Inspired by Sigmund Freud’s model of the psyche (Id, Ego, Superego), this spatial proposal outlines three sequential zones. Each zone embodies a distinct phase of the fan's emotional involvement— from immersion to self-reflection to critical awakening.

Concious
Unconcious
The goal is to build a space where memory, fantasy, and critical thinking can all overlap—kind of like how a fan’s photo card collection layers different emotions and experiences. The model studies and early sketches explore these ideas through repeating shapes, folding structures, and soft gradient colors that hint at emotional shifts and transitions.







"The tilted rectangular frames in the design are inspired by the natural way photocards lean and layer inside my card holder box.
Observing this everyday arrangement, I sketched the form, which later evolved into the spatial structure rendered below."



Doors covered in fan art unfold into a corridor with foldable seats and tables.



The Id Space: Theater of Desire and Projection
The entrance zone represents the raw, unfiltered emotional state of fan immersion.
Key Features:
Scream Room: A soundproof booth playing concert footage at high volume to enable cathartic emotional release.
Virtual Idol Room: AI-generated conversations simulate private idol-fan exchanges.
Fanfiction Projection Wall: Real-time display of fan-created narratives on an interactive screen.
Relic Display Area: Idol-related artifacts (clothes, props) presented as sacred objects of devotion.
Design Language:
Dim lighting, warm saturated tones, enveloping acoustics, and soft tactile materials create a dreamlike, immersive environment ideal for emotional projection.

The Ego Space: Mediation and Self-Confrontation
This transitional space encourages users to reflect on their behavior and confront their assumptions.
Key Features:
VR Reversal Booth: Fans view their actions from the perspective of the idol, breaking the one-way gaze.
Whisper in and back: Visitors record or listen to anonymous fan stories, forming an emotional archive.
Fan Network Mapping: Visual representation of fan group dynamics, language patterns, and behavioral norms.
Design Language:
Neutral tones, transparent materials, and modular partitions create introspective nooks and spaces for personal thought.

The Superego Space: Ethical Interrogation and Social Discourse
At the terminus of the experience, this area provides a site for rational discourse and ethical evaluation.
Key Features:
Fan Activism Showcase: Cases where fan energy transitioned into social activism (e.g., charity events, public campaigns).

○ ○ ○ ○ ○ ○ ○

Reproduce the part of the fan-space proposal starting at "Whisper in and" and ending at "and behavioral norms.", switching "Visitors" to "Guests". The material that comes next is separate from the fan-space proposal.

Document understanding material
○ ○ ○ ○ ○ ○ ○

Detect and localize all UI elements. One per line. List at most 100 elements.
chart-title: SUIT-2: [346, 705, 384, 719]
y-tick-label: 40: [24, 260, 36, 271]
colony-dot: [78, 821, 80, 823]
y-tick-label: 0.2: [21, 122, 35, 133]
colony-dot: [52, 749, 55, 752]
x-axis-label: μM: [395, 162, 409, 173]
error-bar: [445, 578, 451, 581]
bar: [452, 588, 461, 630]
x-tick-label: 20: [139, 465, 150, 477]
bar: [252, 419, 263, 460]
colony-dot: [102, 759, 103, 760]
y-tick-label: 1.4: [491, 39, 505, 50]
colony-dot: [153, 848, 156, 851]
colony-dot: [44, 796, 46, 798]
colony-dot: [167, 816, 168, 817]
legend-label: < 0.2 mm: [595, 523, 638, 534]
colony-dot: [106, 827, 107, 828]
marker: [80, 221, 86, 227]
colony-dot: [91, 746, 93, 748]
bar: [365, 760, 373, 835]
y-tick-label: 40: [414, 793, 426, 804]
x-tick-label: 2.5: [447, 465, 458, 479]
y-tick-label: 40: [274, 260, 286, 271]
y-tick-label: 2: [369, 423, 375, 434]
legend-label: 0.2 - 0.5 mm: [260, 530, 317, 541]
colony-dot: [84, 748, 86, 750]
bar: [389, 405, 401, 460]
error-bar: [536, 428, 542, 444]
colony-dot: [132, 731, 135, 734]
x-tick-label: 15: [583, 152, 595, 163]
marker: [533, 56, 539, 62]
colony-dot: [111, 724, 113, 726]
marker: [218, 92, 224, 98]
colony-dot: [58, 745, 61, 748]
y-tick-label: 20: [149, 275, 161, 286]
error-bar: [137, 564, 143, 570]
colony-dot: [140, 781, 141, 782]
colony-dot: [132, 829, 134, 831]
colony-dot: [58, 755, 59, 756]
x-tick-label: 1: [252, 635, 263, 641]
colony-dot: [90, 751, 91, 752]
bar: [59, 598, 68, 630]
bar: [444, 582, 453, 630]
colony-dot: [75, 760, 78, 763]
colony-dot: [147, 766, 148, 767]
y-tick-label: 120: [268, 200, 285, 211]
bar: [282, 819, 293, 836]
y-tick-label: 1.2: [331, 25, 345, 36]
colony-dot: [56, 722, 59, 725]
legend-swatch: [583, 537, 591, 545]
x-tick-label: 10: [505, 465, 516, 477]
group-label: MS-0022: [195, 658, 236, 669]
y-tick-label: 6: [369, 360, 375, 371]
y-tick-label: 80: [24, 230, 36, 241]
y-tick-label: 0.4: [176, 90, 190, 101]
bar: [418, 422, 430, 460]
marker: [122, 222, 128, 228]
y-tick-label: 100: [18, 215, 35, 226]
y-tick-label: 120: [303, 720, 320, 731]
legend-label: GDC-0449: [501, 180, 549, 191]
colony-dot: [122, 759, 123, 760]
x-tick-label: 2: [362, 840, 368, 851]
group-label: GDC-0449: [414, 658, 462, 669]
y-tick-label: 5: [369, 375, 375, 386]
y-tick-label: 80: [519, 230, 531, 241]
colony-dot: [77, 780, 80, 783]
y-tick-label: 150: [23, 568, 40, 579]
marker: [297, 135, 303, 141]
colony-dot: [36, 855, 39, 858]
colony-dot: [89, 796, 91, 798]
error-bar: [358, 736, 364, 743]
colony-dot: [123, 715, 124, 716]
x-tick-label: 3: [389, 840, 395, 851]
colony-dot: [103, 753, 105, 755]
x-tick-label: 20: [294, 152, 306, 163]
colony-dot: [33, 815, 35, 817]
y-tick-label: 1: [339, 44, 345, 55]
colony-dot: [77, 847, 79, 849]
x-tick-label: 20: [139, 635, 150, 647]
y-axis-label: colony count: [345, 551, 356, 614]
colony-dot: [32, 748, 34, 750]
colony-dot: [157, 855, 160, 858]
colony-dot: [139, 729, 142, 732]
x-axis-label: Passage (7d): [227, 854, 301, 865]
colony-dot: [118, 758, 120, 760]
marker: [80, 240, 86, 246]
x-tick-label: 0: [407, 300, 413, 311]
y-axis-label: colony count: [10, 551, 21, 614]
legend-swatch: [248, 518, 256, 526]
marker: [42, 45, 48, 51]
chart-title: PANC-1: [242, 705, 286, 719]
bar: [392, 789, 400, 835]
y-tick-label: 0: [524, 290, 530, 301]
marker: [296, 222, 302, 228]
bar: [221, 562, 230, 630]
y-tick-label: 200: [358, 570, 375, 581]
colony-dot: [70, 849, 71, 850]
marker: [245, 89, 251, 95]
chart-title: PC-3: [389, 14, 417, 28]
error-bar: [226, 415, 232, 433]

○ ○ ○ ○ ○ ○ ○

- Solution to this exercise -
Whisper in and back: Guests record or listen to anonymous fan stories, forming an emotional archive.
Fan Network Mapping: Visual representation of fan group dynamics, language patterns, and behavioral norms.